DIRECTION
Copy out the listing in full, exactly as written, but not its pictures.

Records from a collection

-------------------------

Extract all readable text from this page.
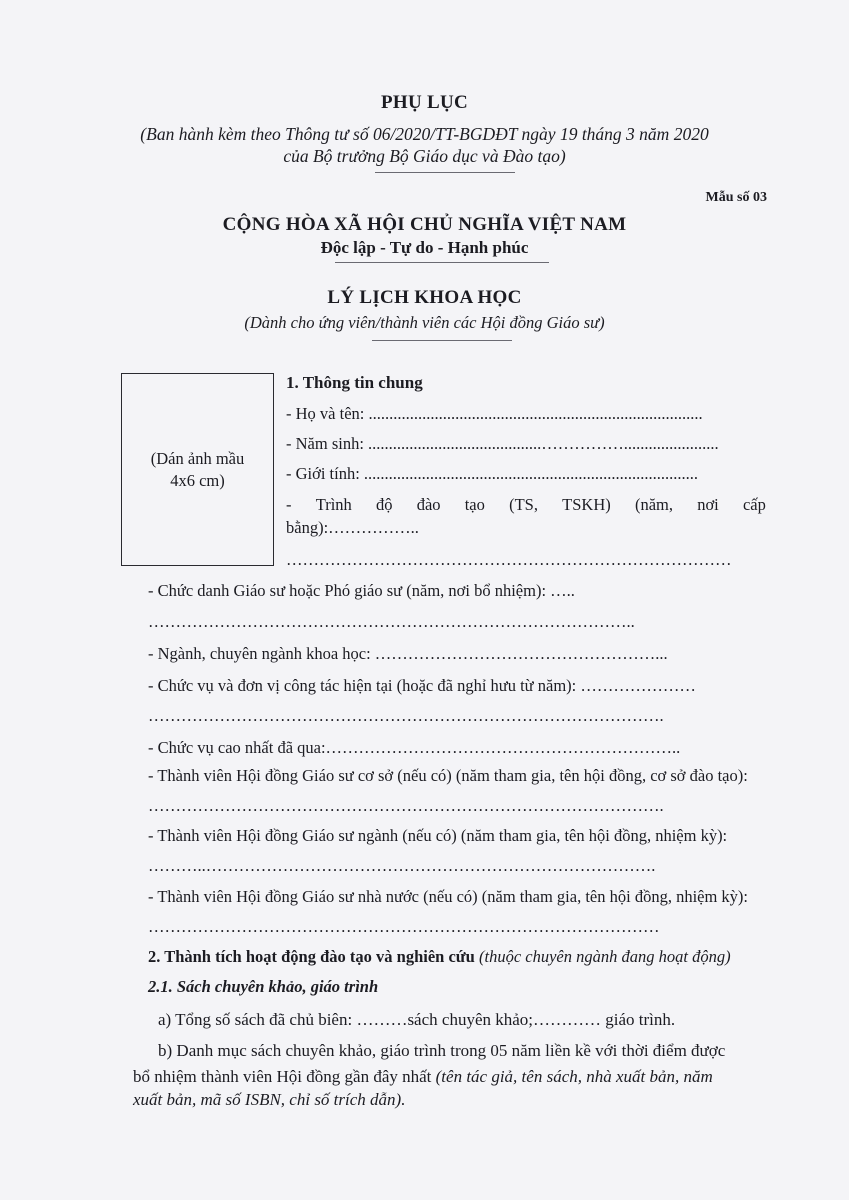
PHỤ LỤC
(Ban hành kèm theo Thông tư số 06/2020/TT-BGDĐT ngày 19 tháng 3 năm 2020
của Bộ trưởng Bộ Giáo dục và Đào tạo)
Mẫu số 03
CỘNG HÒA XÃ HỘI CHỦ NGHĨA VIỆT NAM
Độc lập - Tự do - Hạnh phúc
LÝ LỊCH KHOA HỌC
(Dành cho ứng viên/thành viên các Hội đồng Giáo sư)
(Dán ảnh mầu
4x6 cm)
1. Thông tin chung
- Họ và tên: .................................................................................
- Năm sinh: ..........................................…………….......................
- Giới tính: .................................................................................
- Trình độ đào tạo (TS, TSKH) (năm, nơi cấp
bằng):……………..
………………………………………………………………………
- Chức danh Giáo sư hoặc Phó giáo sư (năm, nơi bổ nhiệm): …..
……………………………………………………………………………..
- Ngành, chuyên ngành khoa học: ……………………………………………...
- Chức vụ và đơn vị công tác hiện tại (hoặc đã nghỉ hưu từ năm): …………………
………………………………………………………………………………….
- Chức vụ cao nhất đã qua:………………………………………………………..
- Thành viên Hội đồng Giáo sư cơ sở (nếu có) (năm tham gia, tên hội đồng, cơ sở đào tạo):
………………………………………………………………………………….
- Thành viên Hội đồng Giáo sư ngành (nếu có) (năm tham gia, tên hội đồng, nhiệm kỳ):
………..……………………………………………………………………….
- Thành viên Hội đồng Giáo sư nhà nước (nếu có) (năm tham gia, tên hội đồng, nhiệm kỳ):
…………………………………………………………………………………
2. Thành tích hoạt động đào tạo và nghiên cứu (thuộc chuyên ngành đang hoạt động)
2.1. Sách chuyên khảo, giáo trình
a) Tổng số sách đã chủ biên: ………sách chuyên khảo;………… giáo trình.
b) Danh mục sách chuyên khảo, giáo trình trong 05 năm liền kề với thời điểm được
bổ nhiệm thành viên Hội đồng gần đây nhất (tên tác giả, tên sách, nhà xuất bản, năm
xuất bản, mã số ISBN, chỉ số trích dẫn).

-------------------------

CORRECT ANSWER
Extract all readable text from this page.
PHỤ LỤC
(Ban hành kèm theo Thông tư số 06/2020/TT-BGDĐT ngày 19 tháng 3 năm 2020
của Bộ trưởng Bộ Giáo dục và Đào tạo)
Mẫu số 03
CỘNG HÒA XÃ HỘI CHỦ NGHĨA VIỆT NAM
Độc lập - Tự do - Hạnh phúc
LÝ LỊCH KHOA HỌC
(Dành cho ứng viên/thành viên các Hội đồng Giáo sư)
(Dán ảnh mầu
4x6 cm)
1. Thông tin chung
- Họ và tên: .................................................................................
- Năm sinh: ..........................................…………….......................
- Giới tính: .................................................................................
- Trình độ đào tạo (TS, TSKH) (năm, nơi cấp
bằng):……………..
………………………………………………………………………
- Chức danh Giáo sư hoặc Phó giáo sư (năm, nơi bổ nhiệm): …..
……………………………………………………………………………..
- Ngành, chuyên ngành khoa học: ……………………………………………...
- Chức vụ và đơn vị công tác hiện tại (hoặc đã nghỉ hưu từ năm): …………………
………………………………………………………………………………….
- Chức vụ cao nhất đã qua:………………………………………………………..
- Thành viên Hội đồng Giáo sư cơ sở (nếu có) (năm tham gia, tên hội đồng, cơ sở đào tạo):
………………………………………………………………………………….
- Thành viên Hội đồng Giáo sư ngành (nếu có) (năm tham gia, tên hội đồng, nhiệm kỳ):
………..……………………………………………………………………….
- Thành viên Hội đồng Giáo sư nhà nước (nếu có) (năm tham gia, tên hội đồng, nhiệm kỳ):
…………………………………………………………………………………
2. Thành tích hoạt động đào tạo và nghiên cứu (thuộc chuyên ngành đang hoạt động)
2.1. Sách chuyên khảo, giáo trình
a) Tổng số sách đã chủ biên: ………sách chuyên khảo;………… giáo trình.
b) Danh mục sách chuyên khảo, giáo trình trong 05 năm liền kề với thời điểm được
bổ nhiệm thành viên Hội đồng gần đây nhất (tên tác giả, tên sách, nhà xuất bản, năm
xuất bản, mã số ISBN, chỉ số trích dẫn).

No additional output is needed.